Текст —
□ □ □ □ □ □ □
Его ведь вполне себе привечали декабристы. Возлагали некоторые надежды. Но увы…
Б. отказывается от обличительной сатиры, гражданской лирики. В пику глубокому анализу внутренней жизни. Считая, что диалектическо-исторические причины — не причины вовсе. А вот извечные противоречия бытия — самые что ни на есть причины. И подвластны они — печоринскому фатуму несбыточных грёз.
И… уходит от Байрона. Уходит даже от Пушкина. Становясь тем самым… реформатором. Предвестником нового слова в сентименталистской (ближе к философской) поэзии чувств. Резко противопоставив автора — герою.
Его повествователь — крайне далёк от привычных байронических норм. Его светский протагонист-обольститель — далёк от сочинителя.
Б. ему не сострадает, как Пушкин. Давая элементарной любовной интрижке феноменально нелинейное содержание. Где гибельная страсть торжествует над целомудренной наивностью Эды (в одноимённой поэме). Губит незлобивое сердце девушки. Губит её саму.
Б. новаторски вскрывает зло в обличье добра. Вскрывает низкий дух в привлекательной оболочке нескончаемой «матрёшки» театральных переодеваний.
Во внешне изысканно сложном персонаже (гусаре) оказываются тривиальные скудоумие и заурядность. И автор это видит. Не видят — герои. В том неведении — драма. (Достославное цветаевское «что», диктующее «как».)
И кстати, конкретно-исторические кондиции никак не влияют на характеры героев. На созревание желаний, вожделений. Противоречий души. Т.е. драма Б. могла произойти и в «тяжёлых» античных декорациях, и в непритязательном кабачке Поля Фора.
В следующих произведениях («Бал», «Цыганка» и др.) Б. с ещё большей последовательностью развивает те же самые «антилюбовные» принципы. Сохраняя сниженный прозаический тон. Фон — в рамках свободного рассказа. Включая собственные ремарки «на полях».
Сталкивая демонизм, изощрённость — с огненным влечением. Мнимое — с истинным. Исключительность, талантливость — с гибельным ситуативным неподчинением. Заставляя героев самих конструировать эти ситуации — антураж, мизансцены. Действие. Они как бы спускаются со сцены в зрительный зал. Разговаривают. Советуются.
□ □ □ □ □ □ □
[Данные для распознавания структуры документа]

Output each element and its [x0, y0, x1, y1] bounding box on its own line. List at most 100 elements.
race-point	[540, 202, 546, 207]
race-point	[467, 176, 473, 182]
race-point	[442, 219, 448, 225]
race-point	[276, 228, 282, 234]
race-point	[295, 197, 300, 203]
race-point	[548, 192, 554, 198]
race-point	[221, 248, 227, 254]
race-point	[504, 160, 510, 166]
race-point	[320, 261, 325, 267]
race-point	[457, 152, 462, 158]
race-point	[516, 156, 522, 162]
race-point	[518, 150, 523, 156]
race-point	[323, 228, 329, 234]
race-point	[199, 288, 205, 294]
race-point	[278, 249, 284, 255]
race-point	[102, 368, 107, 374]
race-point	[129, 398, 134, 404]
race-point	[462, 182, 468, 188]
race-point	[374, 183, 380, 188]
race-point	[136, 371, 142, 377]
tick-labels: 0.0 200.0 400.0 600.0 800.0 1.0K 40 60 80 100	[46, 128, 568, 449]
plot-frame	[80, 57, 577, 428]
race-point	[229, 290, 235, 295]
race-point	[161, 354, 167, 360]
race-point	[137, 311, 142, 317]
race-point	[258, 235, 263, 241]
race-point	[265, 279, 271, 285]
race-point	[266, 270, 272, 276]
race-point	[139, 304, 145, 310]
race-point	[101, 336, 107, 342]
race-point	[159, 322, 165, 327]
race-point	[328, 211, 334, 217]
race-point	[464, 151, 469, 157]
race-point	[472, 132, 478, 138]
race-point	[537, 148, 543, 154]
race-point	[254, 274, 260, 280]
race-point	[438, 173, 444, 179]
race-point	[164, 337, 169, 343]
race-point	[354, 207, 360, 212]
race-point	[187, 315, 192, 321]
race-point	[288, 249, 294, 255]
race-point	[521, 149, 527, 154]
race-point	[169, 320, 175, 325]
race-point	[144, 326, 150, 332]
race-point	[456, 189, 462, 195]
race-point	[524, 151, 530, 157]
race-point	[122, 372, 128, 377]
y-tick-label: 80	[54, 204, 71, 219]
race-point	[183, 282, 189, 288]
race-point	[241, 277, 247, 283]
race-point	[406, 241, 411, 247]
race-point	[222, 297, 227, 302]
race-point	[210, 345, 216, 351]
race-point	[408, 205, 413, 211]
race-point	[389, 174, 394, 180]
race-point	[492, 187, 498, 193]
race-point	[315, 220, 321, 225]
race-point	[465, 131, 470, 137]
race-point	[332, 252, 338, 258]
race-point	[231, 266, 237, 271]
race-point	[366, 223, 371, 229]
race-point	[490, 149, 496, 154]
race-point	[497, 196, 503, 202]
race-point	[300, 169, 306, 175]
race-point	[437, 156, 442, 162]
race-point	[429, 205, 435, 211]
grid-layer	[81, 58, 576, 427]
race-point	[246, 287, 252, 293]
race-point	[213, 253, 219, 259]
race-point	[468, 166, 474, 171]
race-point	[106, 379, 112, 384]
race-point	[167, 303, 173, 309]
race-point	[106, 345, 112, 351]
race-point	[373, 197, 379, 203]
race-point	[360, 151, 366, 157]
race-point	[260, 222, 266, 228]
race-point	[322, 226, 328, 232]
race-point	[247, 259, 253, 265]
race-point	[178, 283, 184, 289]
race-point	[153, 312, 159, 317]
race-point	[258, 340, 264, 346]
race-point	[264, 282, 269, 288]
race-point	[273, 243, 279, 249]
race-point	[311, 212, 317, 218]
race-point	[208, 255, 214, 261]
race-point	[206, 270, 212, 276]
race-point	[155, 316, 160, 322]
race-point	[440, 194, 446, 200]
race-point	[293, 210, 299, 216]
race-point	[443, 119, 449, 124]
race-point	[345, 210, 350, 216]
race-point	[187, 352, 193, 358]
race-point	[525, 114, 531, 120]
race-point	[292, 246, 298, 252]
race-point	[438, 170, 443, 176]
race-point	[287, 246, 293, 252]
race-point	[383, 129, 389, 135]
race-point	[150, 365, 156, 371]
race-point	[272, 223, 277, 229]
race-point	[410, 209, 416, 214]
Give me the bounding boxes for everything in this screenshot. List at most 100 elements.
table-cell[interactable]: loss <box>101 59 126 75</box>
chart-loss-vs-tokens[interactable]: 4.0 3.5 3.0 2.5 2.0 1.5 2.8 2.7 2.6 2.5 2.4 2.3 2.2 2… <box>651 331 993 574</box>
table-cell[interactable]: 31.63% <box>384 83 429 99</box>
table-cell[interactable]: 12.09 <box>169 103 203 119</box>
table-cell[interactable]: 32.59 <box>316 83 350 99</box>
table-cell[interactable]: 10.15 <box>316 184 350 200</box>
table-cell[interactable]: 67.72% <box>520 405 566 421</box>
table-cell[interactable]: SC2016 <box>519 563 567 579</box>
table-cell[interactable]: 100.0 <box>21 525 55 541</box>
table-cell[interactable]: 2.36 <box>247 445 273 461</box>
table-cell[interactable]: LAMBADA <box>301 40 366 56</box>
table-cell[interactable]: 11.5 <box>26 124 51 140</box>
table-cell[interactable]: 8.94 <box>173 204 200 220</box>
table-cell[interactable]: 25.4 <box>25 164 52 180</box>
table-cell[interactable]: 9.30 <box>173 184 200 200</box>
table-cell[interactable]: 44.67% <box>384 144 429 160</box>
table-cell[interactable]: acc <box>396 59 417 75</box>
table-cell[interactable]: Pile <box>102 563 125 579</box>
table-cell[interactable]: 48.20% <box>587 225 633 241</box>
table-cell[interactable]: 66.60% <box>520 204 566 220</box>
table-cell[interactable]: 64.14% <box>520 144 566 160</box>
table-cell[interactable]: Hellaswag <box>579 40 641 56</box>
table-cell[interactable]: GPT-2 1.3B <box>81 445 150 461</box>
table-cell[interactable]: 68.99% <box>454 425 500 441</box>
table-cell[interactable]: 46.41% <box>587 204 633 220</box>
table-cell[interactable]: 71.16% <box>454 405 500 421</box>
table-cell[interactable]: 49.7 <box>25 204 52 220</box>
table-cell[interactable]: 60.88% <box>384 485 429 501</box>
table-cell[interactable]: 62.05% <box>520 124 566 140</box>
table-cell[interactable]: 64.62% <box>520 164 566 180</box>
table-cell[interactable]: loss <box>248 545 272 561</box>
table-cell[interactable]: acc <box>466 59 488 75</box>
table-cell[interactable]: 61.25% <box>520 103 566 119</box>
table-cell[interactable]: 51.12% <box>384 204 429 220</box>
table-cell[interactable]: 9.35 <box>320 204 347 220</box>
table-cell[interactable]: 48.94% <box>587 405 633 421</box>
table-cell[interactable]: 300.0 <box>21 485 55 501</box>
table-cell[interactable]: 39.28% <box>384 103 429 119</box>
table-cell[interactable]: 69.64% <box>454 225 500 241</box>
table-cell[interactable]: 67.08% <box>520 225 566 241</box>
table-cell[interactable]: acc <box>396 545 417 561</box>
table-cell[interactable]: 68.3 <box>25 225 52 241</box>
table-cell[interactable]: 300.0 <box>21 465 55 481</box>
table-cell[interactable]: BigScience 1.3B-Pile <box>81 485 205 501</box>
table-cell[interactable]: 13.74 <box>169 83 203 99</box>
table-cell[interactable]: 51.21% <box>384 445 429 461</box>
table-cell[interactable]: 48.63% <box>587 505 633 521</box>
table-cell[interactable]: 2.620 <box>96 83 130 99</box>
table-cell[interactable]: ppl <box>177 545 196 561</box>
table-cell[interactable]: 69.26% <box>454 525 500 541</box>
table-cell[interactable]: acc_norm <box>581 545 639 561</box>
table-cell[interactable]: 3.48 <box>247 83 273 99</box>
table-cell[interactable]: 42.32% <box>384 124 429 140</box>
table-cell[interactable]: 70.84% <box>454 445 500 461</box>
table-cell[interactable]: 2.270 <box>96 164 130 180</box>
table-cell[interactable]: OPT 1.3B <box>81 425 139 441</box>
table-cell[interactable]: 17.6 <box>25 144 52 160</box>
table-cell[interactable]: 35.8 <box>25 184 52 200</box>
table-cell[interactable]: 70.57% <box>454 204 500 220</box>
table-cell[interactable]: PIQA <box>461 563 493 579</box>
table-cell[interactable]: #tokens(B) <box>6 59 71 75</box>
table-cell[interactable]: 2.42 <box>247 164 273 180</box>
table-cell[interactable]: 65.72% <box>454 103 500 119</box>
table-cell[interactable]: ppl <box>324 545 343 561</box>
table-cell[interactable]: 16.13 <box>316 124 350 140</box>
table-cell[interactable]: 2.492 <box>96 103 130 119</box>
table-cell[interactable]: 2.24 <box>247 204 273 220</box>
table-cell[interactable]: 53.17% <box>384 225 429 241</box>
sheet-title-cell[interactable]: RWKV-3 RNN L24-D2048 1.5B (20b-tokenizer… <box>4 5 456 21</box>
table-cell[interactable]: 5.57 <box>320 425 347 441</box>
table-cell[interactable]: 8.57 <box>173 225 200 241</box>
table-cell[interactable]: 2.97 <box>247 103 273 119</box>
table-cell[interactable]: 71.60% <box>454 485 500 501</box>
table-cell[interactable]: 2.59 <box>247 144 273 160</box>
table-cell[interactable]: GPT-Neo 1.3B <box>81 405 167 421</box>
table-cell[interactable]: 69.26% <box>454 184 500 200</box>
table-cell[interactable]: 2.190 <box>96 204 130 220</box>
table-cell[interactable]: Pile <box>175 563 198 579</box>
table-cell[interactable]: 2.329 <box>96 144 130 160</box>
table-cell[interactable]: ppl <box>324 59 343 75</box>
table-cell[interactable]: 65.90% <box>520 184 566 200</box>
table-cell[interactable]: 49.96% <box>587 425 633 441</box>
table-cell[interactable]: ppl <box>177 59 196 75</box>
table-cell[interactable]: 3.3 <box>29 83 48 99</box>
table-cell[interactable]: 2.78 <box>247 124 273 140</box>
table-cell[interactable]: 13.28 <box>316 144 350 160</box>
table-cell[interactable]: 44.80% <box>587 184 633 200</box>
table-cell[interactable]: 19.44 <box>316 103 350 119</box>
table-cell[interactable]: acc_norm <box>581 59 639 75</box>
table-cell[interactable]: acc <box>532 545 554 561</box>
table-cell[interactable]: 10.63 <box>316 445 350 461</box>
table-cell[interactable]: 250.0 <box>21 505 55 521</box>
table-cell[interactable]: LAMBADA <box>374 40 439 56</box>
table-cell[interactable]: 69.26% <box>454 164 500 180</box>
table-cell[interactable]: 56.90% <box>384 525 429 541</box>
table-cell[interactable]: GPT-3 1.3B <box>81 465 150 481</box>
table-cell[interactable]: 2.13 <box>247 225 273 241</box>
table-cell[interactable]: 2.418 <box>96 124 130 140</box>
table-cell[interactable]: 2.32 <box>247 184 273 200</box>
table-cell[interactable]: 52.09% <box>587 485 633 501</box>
□ □ □ □ □ □ □
Задание — Продолжите текст о поэмах Б., начав сразу после его последнего предложения. Записи — самостоятельный материал, не связанный с текстом.

Ожидаемый ответ —
Его герои — галактические сгустки добрых и злых страстей. Кои, вырываясь наружу из маскарадной оболочки, губят неподготовленных, слабых, мнимых. Взывая публику с опаской относиться к (всуе ненужному) любовному исступлению.
Что, дескать, не принесёт оно нам ничего хорошего. Предваряя проблематику творчества Лермонтова. Предвещая психологизм скорой реалистической литературы. (До Чехова ещё далеко, но тем не менее… Гоголь-то — не за горами.) Предвещая крах всего высокого и прекрасного: «Прощай, прощай, краса природы!» — Подобно крушению совсем недавнего гуманистического движения декабристов.
Что и повлияло на позднего Баратынского-философа. Отвлёкшегося от своенравного, «нетерпеливого рока» частного лица (принадлежащего себе) — в пользу всего человеческого рода (принадлежащего Космосу), не менее. Противопоставляя не судьбы конкретно взятых людей. Но — детство человечества, истоки цивилизации: — современным этапам становления (сборник «Сумерки»). Чувствуя «паровозную» враждебность железным прессом наваливающегося буржуазного столетия.
Чувствуя метафизическую неразрешимость конфликта меж собственно искусством и — невыносимым социальным условием существования народа, Б. въяве, негромко, но чётко возвестил о финале, «последней судьбе» пушкинской «золотой» эпохи. Своему блистательному расцвету в немалой степени обязанной — Евгению Абрамовичу Баратынскому.